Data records
▬▬▬
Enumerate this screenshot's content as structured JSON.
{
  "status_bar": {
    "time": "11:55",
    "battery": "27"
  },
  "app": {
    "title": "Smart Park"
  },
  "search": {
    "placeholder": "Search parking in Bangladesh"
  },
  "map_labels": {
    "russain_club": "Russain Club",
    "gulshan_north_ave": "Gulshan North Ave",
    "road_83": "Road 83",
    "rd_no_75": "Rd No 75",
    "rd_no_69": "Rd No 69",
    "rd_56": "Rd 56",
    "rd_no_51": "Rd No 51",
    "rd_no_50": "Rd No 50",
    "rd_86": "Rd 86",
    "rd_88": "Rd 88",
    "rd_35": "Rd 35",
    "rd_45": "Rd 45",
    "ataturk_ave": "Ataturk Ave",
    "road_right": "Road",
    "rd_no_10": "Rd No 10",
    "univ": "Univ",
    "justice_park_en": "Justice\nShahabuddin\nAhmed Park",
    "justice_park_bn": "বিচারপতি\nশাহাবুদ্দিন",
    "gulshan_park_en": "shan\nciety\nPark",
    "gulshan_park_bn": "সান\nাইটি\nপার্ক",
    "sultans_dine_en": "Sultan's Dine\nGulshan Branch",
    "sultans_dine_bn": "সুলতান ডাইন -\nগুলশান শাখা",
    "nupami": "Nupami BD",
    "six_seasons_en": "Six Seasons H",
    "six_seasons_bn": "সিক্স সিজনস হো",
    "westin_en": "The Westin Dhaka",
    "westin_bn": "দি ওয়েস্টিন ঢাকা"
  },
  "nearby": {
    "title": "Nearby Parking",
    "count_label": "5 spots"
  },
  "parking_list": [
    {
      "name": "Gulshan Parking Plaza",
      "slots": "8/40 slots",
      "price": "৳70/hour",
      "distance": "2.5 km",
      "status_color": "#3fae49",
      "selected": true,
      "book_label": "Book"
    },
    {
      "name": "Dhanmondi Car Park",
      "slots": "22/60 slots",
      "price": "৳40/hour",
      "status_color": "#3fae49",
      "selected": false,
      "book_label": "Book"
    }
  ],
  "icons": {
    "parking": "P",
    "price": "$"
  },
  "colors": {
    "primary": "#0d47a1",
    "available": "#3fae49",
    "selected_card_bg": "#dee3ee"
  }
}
▬▬▬
Reproduce every line above without error.

Enumerate this screenshot's content as structured JSON.
{
  "status_bar": {
    "time": "11:55",
    "battery": "27"
  },
  "app": {
    "title": "Smart Park"
  },
  "search": {
    "placeholder": "Search parking in Bangladesh"
  },
  "map_labels": {
    "russain_club": "Russain Club",
    "gulshan_north_ave": "Gulshan North Ave",
    "road_83": "Road 83",
    "rd_no_75": "Rd No 75",
    "rd_no_69": "Rd No 69",
    "rd_56": "Rd 56",
    "rd_no_51": "Rd No 51",
    "rd_no_50": "Rd No 50",
    "rd_86": "Rd 86",
    "rd_88": "Rd 88",
    "rd_35": "Rd 35",
    "rd_45": "Rd 45",
    "ataturk_ave": "Ataturk Ave",
    "road_right": "Road",
    "rd_no_10": "Rd No 10",
    "univ": "Univ",
    "justice_park_en": "Justice\nShahabuddin\nAhmed Park",
    "justice_park_bn": "বিচারপতি\nশাহাবুদ্দিন",
    "gulshan_park_en": "shan\nciety\nPark",
    "gulshan_park_bn": "সান\nাইটি\nপার্ক",
    "sultans_dine_en": "Sultan's Dine\nGulshan Branch",
    "sultans_dine_bn": "সুলতান ডাইন -\nগুলশান শাখা",
    "nupami": "Nupami BD",
    "six_seasons_en": "Six Seasons H",
    "six_seasons_bn": "সিক্স সিজনস হো",
    "westin_en": "The Westin Dhaka",
    "westin_bn": "দি ওয়েস্টিন ঢাকা"
  },
  "nearby": {
    "title": "Nearby Parking",
    "count_label": "5 spots"
  },
  "parking_list": [
    {
      "name": "Gulshan Parking Plaza",
      "slots": "8/40 slots",
      "price": "৳70/hour",
      "distance": "2.5 km",
      "status_color": "#3fae49",
      "selected": true,
      "book_label": "Book"
    },
    {
      "name": "Dhanmondi Car Park",
      "slots": "22/60 slots",
      "price": "৳40/hour",
      "status_color": "#3fae49",
      "selected": false,
      "book_label": "Book"
    }
  ],
  "icons": {
    "parking": "P",
    "price": "$"
  },
  "colors": {
    "primary": "#0d47a1",
    "available": "#3fae49",
    "selected_card_bg": "#dee3ee"
  }
}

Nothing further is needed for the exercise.